● TASK DIRECTIONS
Of the lines below, count those containing the word "dense". Reply with the number alone.

● ENTRIES
+ + + + +

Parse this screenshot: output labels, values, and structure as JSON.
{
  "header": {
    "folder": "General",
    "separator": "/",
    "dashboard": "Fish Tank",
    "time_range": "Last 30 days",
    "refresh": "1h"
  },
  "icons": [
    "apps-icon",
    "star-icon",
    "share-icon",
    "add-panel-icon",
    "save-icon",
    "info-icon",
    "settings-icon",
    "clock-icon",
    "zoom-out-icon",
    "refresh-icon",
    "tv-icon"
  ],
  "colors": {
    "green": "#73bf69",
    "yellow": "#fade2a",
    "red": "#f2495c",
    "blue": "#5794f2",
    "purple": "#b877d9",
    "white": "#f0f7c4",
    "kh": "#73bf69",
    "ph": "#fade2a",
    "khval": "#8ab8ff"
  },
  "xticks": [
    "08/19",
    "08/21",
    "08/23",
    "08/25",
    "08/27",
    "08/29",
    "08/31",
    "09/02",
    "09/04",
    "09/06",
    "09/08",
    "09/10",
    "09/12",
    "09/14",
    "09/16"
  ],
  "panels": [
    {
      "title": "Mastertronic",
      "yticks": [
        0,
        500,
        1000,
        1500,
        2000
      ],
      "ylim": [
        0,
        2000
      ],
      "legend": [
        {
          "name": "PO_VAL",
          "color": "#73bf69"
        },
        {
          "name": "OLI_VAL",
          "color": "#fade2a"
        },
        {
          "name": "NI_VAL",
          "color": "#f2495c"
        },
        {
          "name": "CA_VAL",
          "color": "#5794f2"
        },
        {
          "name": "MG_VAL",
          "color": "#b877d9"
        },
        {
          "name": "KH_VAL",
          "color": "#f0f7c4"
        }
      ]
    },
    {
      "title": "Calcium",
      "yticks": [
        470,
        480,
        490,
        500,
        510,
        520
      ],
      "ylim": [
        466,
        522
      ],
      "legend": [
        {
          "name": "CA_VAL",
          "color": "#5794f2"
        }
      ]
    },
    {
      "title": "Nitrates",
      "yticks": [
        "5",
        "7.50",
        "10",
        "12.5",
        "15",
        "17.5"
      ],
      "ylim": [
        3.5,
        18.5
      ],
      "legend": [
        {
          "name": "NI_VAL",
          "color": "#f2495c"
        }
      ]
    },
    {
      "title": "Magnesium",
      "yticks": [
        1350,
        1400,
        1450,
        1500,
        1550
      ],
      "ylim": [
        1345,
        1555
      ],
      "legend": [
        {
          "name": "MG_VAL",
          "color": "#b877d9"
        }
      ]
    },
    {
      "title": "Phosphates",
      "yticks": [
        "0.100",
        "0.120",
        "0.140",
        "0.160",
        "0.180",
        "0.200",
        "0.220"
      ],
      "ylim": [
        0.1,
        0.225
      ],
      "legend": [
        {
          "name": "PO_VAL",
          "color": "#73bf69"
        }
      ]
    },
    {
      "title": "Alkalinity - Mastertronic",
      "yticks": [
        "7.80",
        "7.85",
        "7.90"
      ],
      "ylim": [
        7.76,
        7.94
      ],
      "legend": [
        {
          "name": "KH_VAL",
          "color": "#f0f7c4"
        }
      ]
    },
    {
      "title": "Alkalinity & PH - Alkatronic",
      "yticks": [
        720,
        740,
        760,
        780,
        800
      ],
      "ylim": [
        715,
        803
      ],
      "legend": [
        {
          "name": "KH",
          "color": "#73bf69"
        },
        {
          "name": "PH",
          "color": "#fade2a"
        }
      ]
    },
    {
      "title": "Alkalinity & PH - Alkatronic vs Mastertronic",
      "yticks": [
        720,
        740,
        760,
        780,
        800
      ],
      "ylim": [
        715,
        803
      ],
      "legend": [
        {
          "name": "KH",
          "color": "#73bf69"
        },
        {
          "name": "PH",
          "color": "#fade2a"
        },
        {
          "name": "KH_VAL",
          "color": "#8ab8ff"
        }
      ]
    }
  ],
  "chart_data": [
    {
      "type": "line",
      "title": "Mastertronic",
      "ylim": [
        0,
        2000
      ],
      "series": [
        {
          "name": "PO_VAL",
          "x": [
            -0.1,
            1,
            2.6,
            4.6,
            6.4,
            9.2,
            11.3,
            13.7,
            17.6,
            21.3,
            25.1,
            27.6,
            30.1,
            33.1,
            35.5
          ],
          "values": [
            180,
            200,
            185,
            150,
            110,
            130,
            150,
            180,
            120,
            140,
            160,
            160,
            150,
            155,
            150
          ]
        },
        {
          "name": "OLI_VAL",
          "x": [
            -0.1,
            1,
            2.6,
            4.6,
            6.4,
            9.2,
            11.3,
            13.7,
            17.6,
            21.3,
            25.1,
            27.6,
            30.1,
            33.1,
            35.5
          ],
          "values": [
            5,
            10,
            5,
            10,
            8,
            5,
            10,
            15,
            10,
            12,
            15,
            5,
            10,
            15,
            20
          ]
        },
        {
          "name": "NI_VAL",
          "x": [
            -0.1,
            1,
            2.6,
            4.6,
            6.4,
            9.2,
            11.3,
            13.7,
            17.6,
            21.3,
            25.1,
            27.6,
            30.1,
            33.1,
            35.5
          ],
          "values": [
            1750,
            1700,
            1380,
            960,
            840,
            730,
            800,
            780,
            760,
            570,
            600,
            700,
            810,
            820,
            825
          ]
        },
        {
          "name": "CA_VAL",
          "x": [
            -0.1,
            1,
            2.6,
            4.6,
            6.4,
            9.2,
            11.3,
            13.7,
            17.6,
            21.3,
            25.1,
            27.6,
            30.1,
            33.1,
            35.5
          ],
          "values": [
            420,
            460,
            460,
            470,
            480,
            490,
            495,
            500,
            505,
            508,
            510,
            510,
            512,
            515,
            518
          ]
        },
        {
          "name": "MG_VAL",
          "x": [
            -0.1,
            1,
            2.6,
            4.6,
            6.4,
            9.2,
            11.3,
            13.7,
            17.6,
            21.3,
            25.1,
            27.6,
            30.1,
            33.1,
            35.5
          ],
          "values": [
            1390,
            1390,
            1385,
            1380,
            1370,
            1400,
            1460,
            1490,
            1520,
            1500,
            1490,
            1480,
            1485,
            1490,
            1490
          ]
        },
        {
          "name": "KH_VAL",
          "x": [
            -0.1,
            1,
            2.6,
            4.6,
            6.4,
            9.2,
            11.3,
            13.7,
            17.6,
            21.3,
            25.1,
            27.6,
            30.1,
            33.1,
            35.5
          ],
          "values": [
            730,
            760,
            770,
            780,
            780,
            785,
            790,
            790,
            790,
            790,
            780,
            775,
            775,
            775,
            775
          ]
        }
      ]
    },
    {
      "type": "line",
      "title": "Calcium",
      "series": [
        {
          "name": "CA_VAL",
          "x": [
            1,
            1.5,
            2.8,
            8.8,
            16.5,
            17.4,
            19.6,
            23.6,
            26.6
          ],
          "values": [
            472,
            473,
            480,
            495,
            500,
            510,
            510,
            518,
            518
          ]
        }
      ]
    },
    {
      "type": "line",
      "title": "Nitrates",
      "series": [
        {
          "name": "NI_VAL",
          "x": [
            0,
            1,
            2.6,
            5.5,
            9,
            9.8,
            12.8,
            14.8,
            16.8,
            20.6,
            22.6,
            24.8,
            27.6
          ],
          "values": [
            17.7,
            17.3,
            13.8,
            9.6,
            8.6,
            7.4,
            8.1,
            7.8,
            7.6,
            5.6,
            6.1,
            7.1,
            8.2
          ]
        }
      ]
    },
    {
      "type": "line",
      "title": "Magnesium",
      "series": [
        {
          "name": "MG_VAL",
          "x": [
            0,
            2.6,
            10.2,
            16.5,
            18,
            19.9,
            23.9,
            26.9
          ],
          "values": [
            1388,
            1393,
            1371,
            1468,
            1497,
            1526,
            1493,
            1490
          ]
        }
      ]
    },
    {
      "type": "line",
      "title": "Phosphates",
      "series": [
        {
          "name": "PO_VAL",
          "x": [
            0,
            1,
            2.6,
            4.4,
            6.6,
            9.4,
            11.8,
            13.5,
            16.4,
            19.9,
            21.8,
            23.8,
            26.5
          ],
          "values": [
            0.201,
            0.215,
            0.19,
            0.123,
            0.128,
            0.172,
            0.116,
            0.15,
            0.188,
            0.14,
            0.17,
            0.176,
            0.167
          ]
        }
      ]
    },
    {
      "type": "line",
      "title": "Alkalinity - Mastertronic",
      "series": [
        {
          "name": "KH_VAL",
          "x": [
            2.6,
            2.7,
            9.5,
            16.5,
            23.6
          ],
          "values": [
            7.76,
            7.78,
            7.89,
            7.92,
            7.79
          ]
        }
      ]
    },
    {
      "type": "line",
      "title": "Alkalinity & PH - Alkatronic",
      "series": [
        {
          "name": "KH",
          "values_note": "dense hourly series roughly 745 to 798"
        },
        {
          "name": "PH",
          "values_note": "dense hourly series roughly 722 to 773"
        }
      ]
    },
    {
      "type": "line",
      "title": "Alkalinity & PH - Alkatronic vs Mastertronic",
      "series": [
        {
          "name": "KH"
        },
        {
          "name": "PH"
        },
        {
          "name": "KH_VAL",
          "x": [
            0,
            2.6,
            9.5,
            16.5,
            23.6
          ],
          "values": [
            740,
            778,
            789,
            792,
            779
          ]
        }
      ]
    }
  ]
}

+ + + + +

● EXPECTED OUTPUT
2